* **PROBLEM TO SOLVE**:
Can you copy out the data exactly? Leave the images out.
[start]
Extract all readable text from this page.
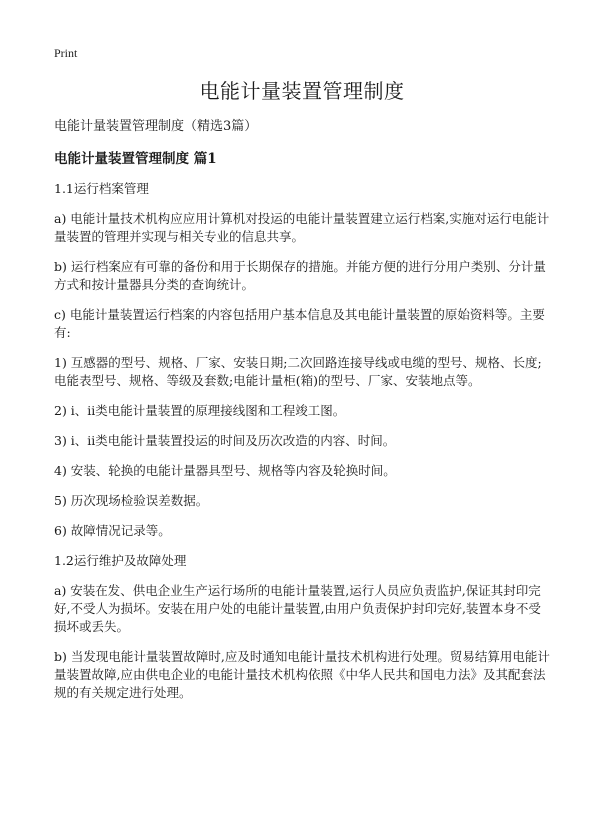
Print
电能计量装置管理制度
电能计量装置管理制度（精选3篇）
电能计量装置管理制度 篇1

1.1运行档案管理

a) 电能计量技术机构应应用计算机对投运的电能计量装置建立运行档案,实施对运行电能计量装置的管理并实现与相关专业的信息共享。

b) 运行档案应有可靠的备份和用于长期保存的措施。并能方便的进行分用户类别、分计量方式和按计量器具分类的查询统计。

c) 电能计量装置运行档案的内容包括用户基本信息及其电能计量装置的原始资料等。主要有:

1) 互感器的型号、规格、厂家、安装日期;二次回路连接导线或电缆的型号、规格、长度;电能表型号、规格、等级及套数;电能计量柜(箱)的型号、厂家、安装地点等。

2) i、ii类电能计量装置的原理接线图和工程竣工图。

3) i、ii类电能计量装置投运的时间及历次改造的内容、时间。

4) 安装、轮换的电能计量器具型号、规格等内容及轮换时间。

5) 历次现场检验误差数据。

6) 故障情况记录等。

1.2运行维护及故障处理

a) 安装在发、供电企业生产运行场所的电能计量装置,运行人员应负责监护,保证其封印完好,不受人为损坏。安装在用户处的电能计量装置,由用户负责保护封印完好,装置本身不受损坏或丢失。

b) 当发现电能计量装置故障时,应及时通知电能计量技术机构进行处理。贸易结算用电能计量装置故障,应由供电企业的电能计量技术机构依照《中华人民共和国电力法》及其配套法规的有关规定进行处理。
[end]
* **SOLUTION FOR THIS PROBLEM**:
Extract all readable text from this page.
Print
电能计量装置管理制度
电能计量装置管理制度（精选3篇）
电能计量装置管理制度 篇1

1.1运行档案管理

a) 电能计量技术机构应应用计算机对投运的电能计量装置建立运行档案,实施对运行电能计量装置的管理并实现与相关专业的信息共享。

b) 运行档案应有可靠的备份和用于长期保存的措施。并能方便的进行分用户类别、分计量方式和按计量器具分类的查询统计。

c) 电能计量装置运行档案的内容包括用户基本信息及其电能计量装置的原始资料等。主要有:

1) 互感器的型号、规格、厂家、安装日期;二次回路连接导线或电缆的型号、规格、长度;电能表型号、规格、等级及套数;电能计量柜(箱)的型号、厂家、安装地点等。

2) i、ii类电能计量装置的原理接线图和工程竣工图。

3) i、ii类电能计量装置投运的时间及历次改造的内容、时间。

4) 安装、轮换的电能计量器具型号、规格等内容及轮换时间。

5) 历次现场检验误差数据。

6) 故障情况记录等。

1.2运行维护及故障处理

a) 安装在发、供电企业生产运行场所的电能计量装置,运行人员应负责监护,保证其封印完好,不受人为损坏。安装在用户处的电能计量装置,由用户负责保护封印完好,装置本身不受损坏或丢失。

b) 当发现电能计量装置故障时,应及时通知电能计量技术机构进行处理。贸易结算用电能计量装置故障,应由供电企业的电能计量技术机构依照《中华人民共和国电力法》及其配套法规的有关规定进行处理。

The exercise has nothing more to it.